===== RECORDS SHOWN

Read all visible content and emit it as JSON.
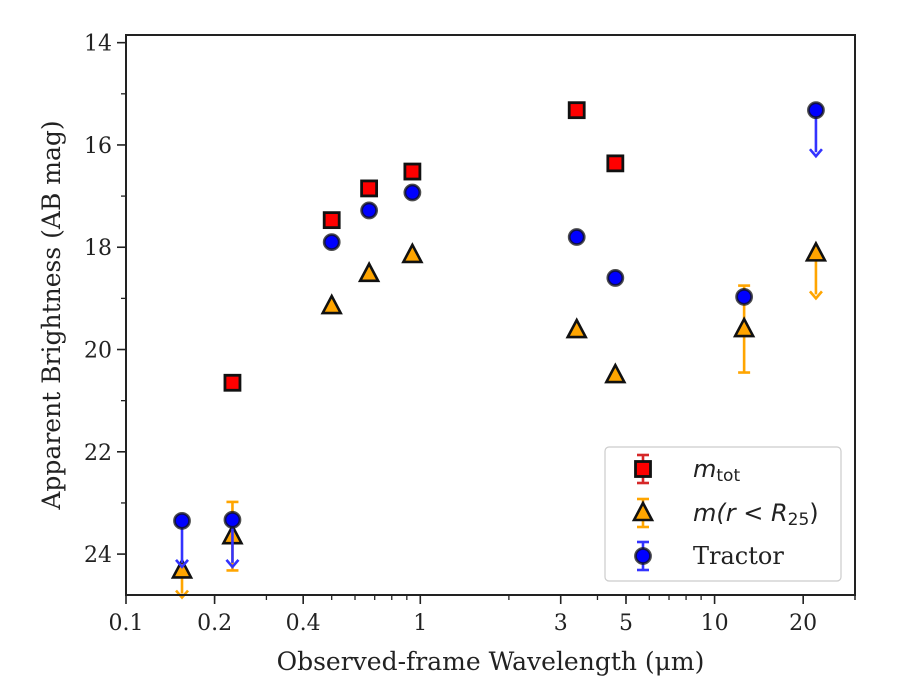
{
  "chart_data": {
    "type": "scatter",
    "xlabel": "Observed-frame Wavelength (μm)",
    "ylabel": "Apparent Brightness (AB mag)",
    "x_scale": "log",
    "y_inverted": true,
    "xlim": [
      0.1,
      30
    ],
    "ylim": [
      24.8,
      13.85
    ],
    "x_ticks": [
      0.1,
      0.2,
      0.4,
      1,
      3,
      5,
      10,
      20
    ],
    "x_tick_labels": [
      "0.1",
      "0.2",
      "0.4",
      "1",
      "3",
      "5",
      "10",
      "20"
    ],
    "y_ticks": [
      14,
      16,
      18,
      20,
      22,
      24
    ],
    "y_tick_labels": [
      "14",
      "16",
      "18",
      "20",
      "22",
      "24"
    ],
    "grid": false,
    "legend_placement": "lower-right",
    "series": [
      {
        "name": "m_tot",
        "legend": {
          "base": "m",
          "sub": "tot"
        },
        "marker": "square",
        "color": "#ff0000",
        "errcolor": "#d62728",
        "points": [
          {
            "x": 0.23,
            "y": 20.65
          },
          {
            "x": 0.5,
            "y": 17.47
          },
          {
            "x": 0.67,
            "y": 16.85
          },
          {
            "x": 0.94,
            "y": 16.52
          },
          {
            "x": 3.4,
            "y": 15.32
          },
          {
            "x": 4.6,
            "y": 16.36
          }
        ]
      },
      {
        "name": "m(r < R25)",
        "legend": {
          "base": "m(r < R",
          "sub": "25",
          "close": ")"
        },
        "marker": "triangle",
        "color": "#ffa500",
        "errcolor": "#ffa500",
        "points": [
          {
            "x": 0.155,
            "y": 24.32,
            "upper_limit": true,
            "arrow_to": 24.85
          },
          {
            "x": 0.23,
            "y": 23.65,
            "err_low": 22.98,
            "err_high": 24.32
          },
          {
            "x": 0.5,
            "y": 19.15
          },
          {
            "x": 0.67,
            "y": 18.52
          },
          {
            "x": 0.94,
            "y": 18.15
          },
          {
            "x": 3.4,
            "y": 19.62
          },
          {
            "x": 4.6,
            "y": 20.5
          },
          {
            "x": 12.6,
            "y": 19.6,
            "err_low": 18.75,
            "err_high": 20.45
          },
          {
            "x": 22.1,
            "y": 18.12,
            "upper_limit": true,
            "arrow_to": 19.0
          }
        ]
      },
      {
        "name": "Tractor",
        "legend": {
          "base": "Tractor"
        },
        "marker": "circle",
        "color": "#0000ff",
        "errcolor": "#3333ff",
        "points": [
          {
            "x": 0.155,
            "y": 23.35,
            "upper_limit": true,
            "arrow_to": 24.25
          },
          {
            "x": 0.23,
            "y": 23.33,
            "upper_limit": true,
            "arrow_to": 24.25
          },
          {
            "x": 0.5,
            "y": 17.9
          },
          {
            "x": 0.67,
            "y": 17.28
          },
          {
            "x": 0.94,
            "y": 16.93
          },
          {
            "x": 3.4,
            "y": 17.8
          },
          {
            "x": 4.6,
            "y": 18.6
          },
          {
            "x": 12.6,
            "y": 18.97
          },
          {
            "x": 22.1,
            "y": 15.32,
            "upper_limit": true,
            "arrow_to": 16.22
          }
        ]
      }
    ]
  }
}
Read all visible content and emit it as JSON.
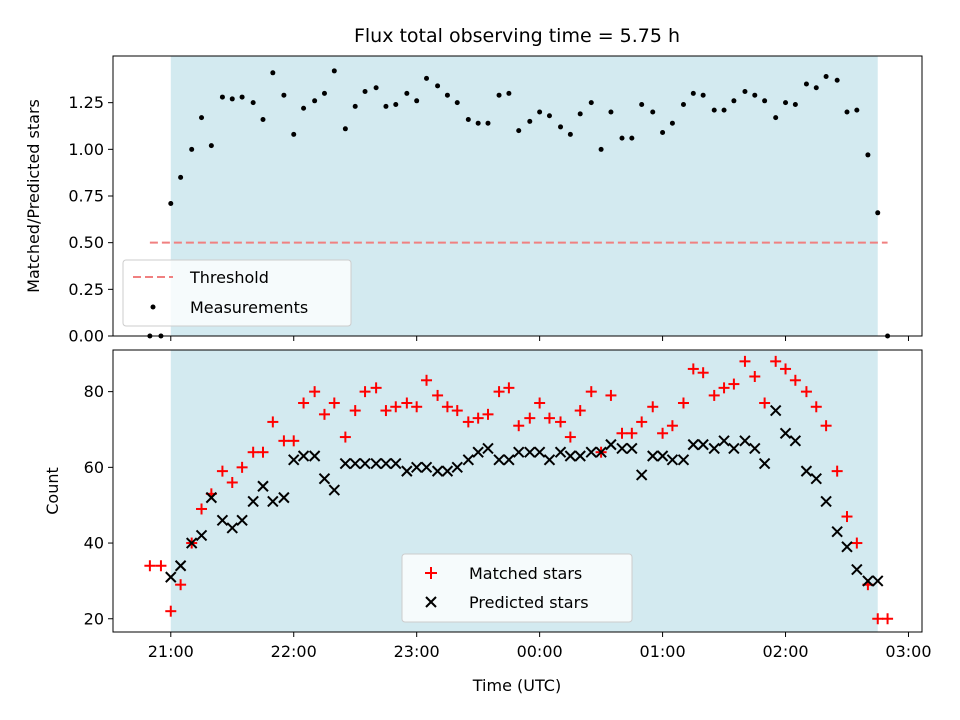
{
  "chart_data": {
    "title": "Flux total observing time = 5.75 h",
    "xlabel": "Time (UTC)",
    "x_ticks": [
      "21:00",
      "22:00",
      "23:00",
      "00:00",
      "01:00",
      "02:00",
      "03:00"
    ],
    "x_range_hours": [
      -0.47,
      6.11
    ],
    "shaded_interval_hours": [
      0,
      5.75
    ],
    "shade_color": "#d3eaf0",
    "top": {
      "type": "scatter",
      "ylabel": "Matched/Predicted stars",
      "ylim": [
        0,
        1.5
      ],
      "y_ticks": [
        "0.00",
        "0.25",
        "0.50",
        "0.75",
        "1.00",
        "1.25"
      ],
      "threshold": {
        "name": "Threshold",
        "value": 0.5,
        "x_start": -0.17,
        "x_end": 5.83,
        "color": "#f08080"
      },
      "series": {
        "name": "Measurements",
        "color": "#000000",
        "x": [
          -0.17,
          -0.08,
          0,
          0.08,
          0.17,
          0.25,
          0.33,
          0.42,
          0.5,
          0.58,
          0.67,
          0.75,
          0.83,
          0.92,
          1,
          1.08,
          1.17,
          1.25,
          1.33,
          1.42,
          1.5,
          1.58,
          1.67,
          1.75,
          1.83,
          1.92,
          2,
          2.08,
          2.17,
          2.25,
          2.33,
          2.42,
          2.5,
          2.58,
          2.67,
          2.75,
          2.83,
          2.92,
          3,
          3.08,
          3.17,
          3.25,
          3.33,
          3.42,
          3.5,
          3.58,
          3.67,
          3.75,
          3.83,
          3.92,
          4,
          4.08,
          4.17,
          4.25,
          4.33,
          4.42,
          4.5,
          4.58,
          4.67,
          4.75,
          4.83,
          4.92,
          5,
          5.08,
          5.17,
          5.25,
          5.33,
          5.42,
          5.5,
          5.58,
          5.67,
          5.75,
          5.83
        ],
        "y": [
          0,
          0,
          0.71,
          0.85,
          1,
          1.17,
          1.02,
          1.28,
          1.27,
          1.28,
          1.25,
          1.16,
          1.41,
          1.29,
          1.08,
          1.22,
          1.26,
          1.3,
          1.42,
          1.11,
          1.23,
          1.31,
          1.33,
          1.23,
          1.24,
          1.3,
          1.26,
          1.38,
          1.34,
          1.29,
          1.25,
          1.16,
          1.14,
          1.14,
          1.29,
          1.3,
          1.1,
          1.15,
          1.2,
          1.18,
          1.12,
          1.08,
          1.19,
          1.25,
          1,
          1.2,
          1.06,
          1.06,
          1.24,
          1.2,
          1.09,
          1.14,
          1.24,
          1.3,
          1.29,
          1.21,
          1.21,
          1.26,
          1.31,
          1.29,
          1.26,
          1.17,
          1.25,
          1.24,
          1.35,
          1.33,
          1.39,
          1.37,
          1.2,
          1.21,
          0.97,
          0.66,
          0
        ]
      }
    },
    "bottom": {
      "type": "scatter",
      "ylabel": "Count",
      "ylim": [
        16.5,
        91
      ],
      "y_ticks": [
        "20",
        "40",
        "60",
        "80"
      ],
      "series": [
        {
          "name": "Matched stars",
          "marker": "+",
          "color": "#ff0000",
          "x": [
            -0.17,
            -0.08,
            0,
            0.08,
            0.17,
            0.25,
            0.33,
            0.42,
            0.5,
            0.58,
            0.67,
            0.75,
            0.83,
            0.92,
            1,
            1.08,
            1.17,
            1.25,
            1.33,
            1.42,
            1.5,
            1.58,
            1.67,
            1.75,
            1.83,
            1.92,
            2,
            2.08,
            2.17,
            2.25,
            2.33,
            2.42,
            2.5,
            2.58,
            2.67,
            2.75,
            2.83,
            2.92,
            3,
            3.08,
            3.17,
            3.25,
            3.33,
            3.42,
            3.5,
            3.58,
            3.67,
            3.75,
            3.83,
            3.92,
            4,
            4.08,
            4.17,
            4.25,
            4.33,
            4.42,
            4.5,
            4.58,
            4.67,
            4.75,
            4.83,
            4.92,
            5,
            5.08,
            5.17,
            5.25,
            5.33,
            5.42,
            5.5,
            5.58,
            5.67,
            5.75,
            5.83
          ],
          "y": [
            34,
            34,
            22,
            29,
            40,
            49,
            53,
            59,
            56,
            60,
            64,
            64,
            72,
            67,
            67,
            77,
            80,
            74,
            77,
            68,
            75,
            80,
            81,
            75,
            76,
            77,
            76,
            83,
            79,
            76,
            75,
            72,
            73,
            74,
            80,
            81,
            71,
            73,
            77,
            73,
            72,
            68,
            75,
            80,
            64,
            79,
            69,
            69,
            72,
            76,
            69,
            71,
            77,
            86,
            85,
            79,
            81,
            82,
            88,
            84,
            77,
            88,
            86,
            83,
            80,
            76,
            71,
            59,
            47,
            40,
            29,
            20,
            20
          ]
        },
        {
          "name": "Predicted stars",
          "marker": "x",
          "color": "#000000",
          "x": [
            0,
            0.08,
            0.17,
            0.25,
            0.33,
            0.42,
            0.5,
            0.58,
            0.67,
            0.75,
            0.83,
            0.92,
            1,
            1.08,
            1.17,
            1.25,
            1.33,
            1.42,
            1.5,
            1.58,
            1.67,
            1.75,
            1.83,
            1.92,
            2,
            2.08,
            2.17,
            2.25,
            2.33,
            2.42,
            2.5,
            2.58,
            2.67,
            2.75,
            2.83,
            2.92,
            3,
            3.08,
            3.17,
            3.25,
            3.33,
            3.42,
            3.5,
            3.58,
            3.67,
            3.75,
            3.83,
            3.92,
            4,
            4.08,
            4.17,
            4.25,
            4.33,
            4.42,
            4.5,
            4.58,
            4.67,
            4.75,
            4.83,
            4.92,
            5,
            5.08,
            5.17,
            5.25,
            5.33,
            5.42,
            5.5,
            5.58,
            5.67,
            5.75
          ],
          "y": [
            31,
            34,
            40,
            42,
            52,
            46,
            44,
            46,
            51,
            55,
            51,
            52,
            62,
            63,
            63,
            57,
            54,
            61,
            61,
            61,
            61,
            61,
            61,
            59,
            60,
            60,
            59,
            59,
            60,
            62,
            64,
            65,
            62,
            62,
            64,
            64,
            64,
            62,
            64,
            63,
            63,
            64,
            64,
            66,
            65,
            65,
            58,
            63,
            63,
            62,
            62,
            66,
            66,
            65,
            67,
            65,
            67,
            65,
            61,
            75,
            69,
            67,
            59,
            57,
            51,
            43,
            39,
            33,
            30,
            30
          ]
        }
      ]
    }
  }
}
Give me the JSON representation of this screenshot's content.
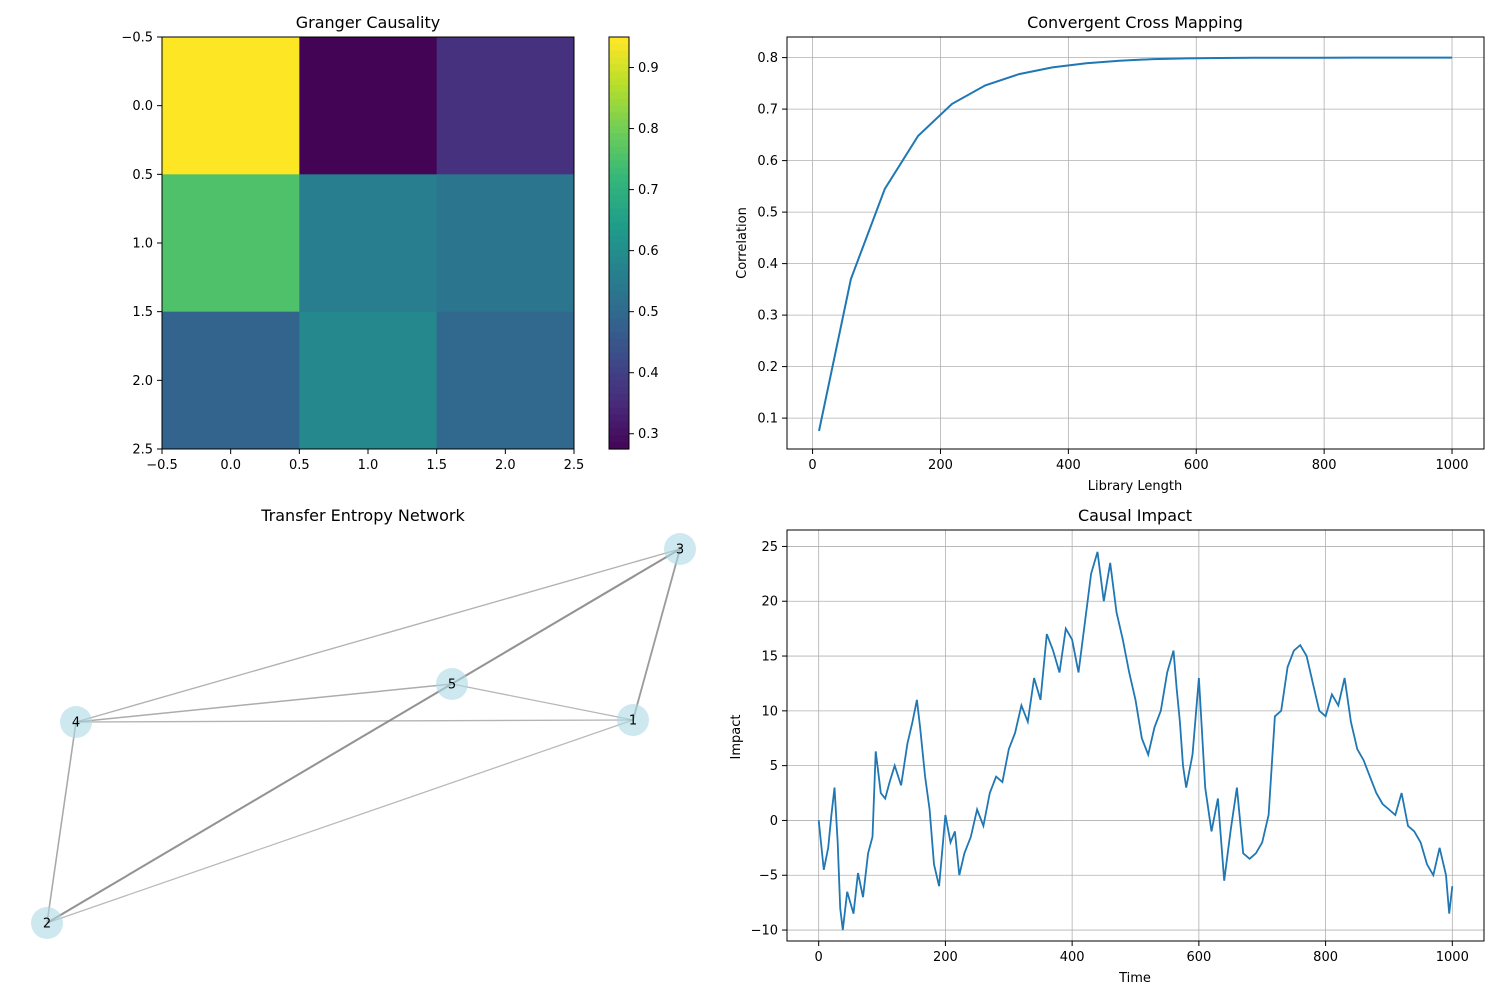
{
  "chart_data": [
    {
      "type": "heatmap",
      "title": "Granger Causality",
      "xlim": [
        -0.5,
        2.5
      ],
      "ylim": [
        2.5,
        -0.5
      ],
      "xticks": [
        "−0.5",
        "0.0",
        "0.5",
        "1.0",
        "1.5",
        "2.0",
        "2.5"
      ],
      "yticks": [
        "−0.5",
        "0.0",
        "0.5",
        "1.0",
        "1.5",
        "2.0",
        "2.5"
      ],
      "colormap": "viridis",
      "colorbar": {
        "min": 0.275,
        "max": 0.95,
        "ticks": [
          "0.3",
          "0.4",
          "0.5",
          "0.6",
          "0.7",
          "0.8",
          "0.9"
        ]
      },
      "values": [
        [
          0.95,
          0.28,
          0.37
        ],
        [
          0.76,
          0.56,
          0.54
        ],
        [
          0.49,
          0.59,
          0.5
        ]
      ]
    },
    {
      "type": "line",
      "title": "Convergent Cross Mapping",
      "xlabel": "Library Length",
      "ylabel": "Correlation",
      "xlim": [
        -40,
        1050
      ],
      "ylim": [
        0.04,
        0.84
      ],
      "grid": true,
      "xticks": [
        "0",
        "200",
        "400",
        "600",
        "800",
        "1000"
      ],
      "yticks": [
        "0.1",
        "0.2",
        "0.3",
        "0.4",
        "0.5",
        "0.6",
        "0.7",
        "0.8"
      ],
      "color": "#1f77b4",
      "x": [
        10,
        60,
        113,
        165,
        218,
        270,
        323,
        375,
        428,
        480,
        533,
        585,
        638,
        690,
        743,
        795,
        848,
        900,
        953,
        1000
      ],
      "y": [
        0.075,
        0.37,
        0.545,
        0.648,
        0.71,
        0.746,
        0.768,
        0.781,
        0.789,
        0.794,
        0.797,
        0.7985,
        0.7993,
        0.7996,
        0.7998,
        0.7999,
        0.8,
        0.8,
        0.8,
        0.8
      ]
    },
    {
      "type": "network",
      "title": "Transfer Entropy Network",
      "nodes": [
        {
          "id": "1"
        },
        {
          "id": "2"
        },
        {
          "id": "3"
        },
        {
          "id": "4"
        },
        {
          "id": "5"
        }
      ],
      "edges": [
        {
          "source": "2",
          "target": "3",
          "weight": 0.9
        },
        {
          "source": "1",
          "target": "3",
          "weight": 0.75
        },
        {
          "source": "2",
          "target": "4",
          "weight": 0.55
        },
        {
          "source": "4",
          "target": "5",
          "weight": 0.5
        },
        {
          "source": "4",
          "target": "3",
          "weight": 0.4
        },
        {
          "source": "4",
          "target": "1",
          "weight": 0.4
        },
        {
          "source": "5",
          "target": "1",
          "weight": 0.35
        },
        {
          "source": "2",
          "target": "1",
          "weight": 0.3
        }
      ],
      "node_color": "#add8e6",
      "edge_color": "#808080"
    },
    {
      "type": "line",
      "title": "Causal Impact",
      "xlabel": "Time",
      "ylabel": "Impact",
      "xlim": [
        -50,
        1050
      ],
      "ylim": [
        -11,
        26.5
      ],
      "grid": true,
      "xticks": [
        "0",
        "200",
        "400",
        "600",
        "800",
        "1000"
      ],
      "yticks": [
        "−10",
        "−5",
        "0",
        "5",
        "10",
        "15",
        "20",
        "25"
      ],
      "color": "#1f77b4",
      "x": [
        0,
        8,
        15,
        20,
        25,
        30,
        34,
        38,
        45,
        55,
        62,
        70,
        78,
        85,
        90,
        98,
        105,
        112,
        120,
        130,
        140,
        148,
        155,
        160,
        168,
        175,
        182,
        190,
        200,
        208,
        215,
        222,
        230,
        240,
        250,
        260,
        270,
        280,
        290,
        300,
        310,
        320,
        330,
        340,
        350,
        360,
        370,
        380,
        390,
        400,
        410,
        420,
        430,
        440,
        450,
        460,
        470,
        480,
        490,
        500,
        510,
        520,
        530,
        540,
        550,
        560,
        565,
        570,
        575,
        580,
        590,
        600,
        610,
        620,
        630,
        640,
        650,
        660,
        670,
        680,
        690,
        700,
        710,
        720,
        730,
        740,
        750,
        760,
        770,
        780,
        790,
        800,
        810,
        820,
        830,
        840,
        850,
        860,
        870,
        880,
        890,
        900,
        910,
        920,
        930,
        940,
        950,
        960,
        970,
        980,
        990,
        995,
        1000
      ],
      "y": [
        0,
        -4.5,
        -2.5,
        0.5,
        3.0,
        -2.0,
        -8.0,
        -10.0,
        -6.5,
        -8.5,
        -4.8,
        -7.0,
        -3.0,
        -1.5,
        6.3,
        2.5,
        2.0,
        3.5,
        5.0,
        3.2,
        7.0,
        9.0,
        11.0,
        8.5,
        4.0,
        1.0,
        -4.0,
        -6.0,
        0.5,
        -2.0,
        -1.0,
        -5.0,
        -3.0,
        -1.5,
        1.0,
        -0.5,
        2.5,
        4.0,
        3.5,
        6.5,
        8.0,
        10.5,
        9.0,
        13.0,
        11.0,
        17.0,
        15.5,
        13.5,
        17.5,
        16.5,
        13.5,
        18.0,
        22.5,
        24.5,
        20.0,
        23.5,
        19.0,
        16.5,
        13.5,
        11.0,
        7.5,
        6.0,
        8.5,
        10.0,
        13.5,
        15.5,
        12.0,
        9.0,
        5.0,
        3.0,
        6.0,
        13.0,
        3.0,
        -1.0,
        2.0,
        -5.5,
        -1.0,
        3.0,
        -3.0,
        -3.5,
        -3.0,
        -2.0,
        0.5,
        9.5,
        10.0,
        14.0,
        15.5,
        16.0,
        15.0,
        12.5,
        10.0,
        9.5,
        11.5,
        10.5,
        13.0,
        9.0,
        6.5,
        5.5,
        4.0,
        2.5,
        1.5,
        1.0,
        0.5,
        2.5,
        -0.5,
        -1.0,
        -2.0,
        -4.0,
        -5.0,
        -2.5,
        -5.0,
        -8.5,
        -6.0
      ]
    }
  ]
}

==========

### PROBLEM REQUIREMENTS
Look over the material above and show each line where "type" appears.

### THE RESULT
    "type": "scatter",
      "type": "scatter",
      "type": "scatter",
      "type": "heatmap",
      "type": "line",
      "type": "network",
      "type": "line",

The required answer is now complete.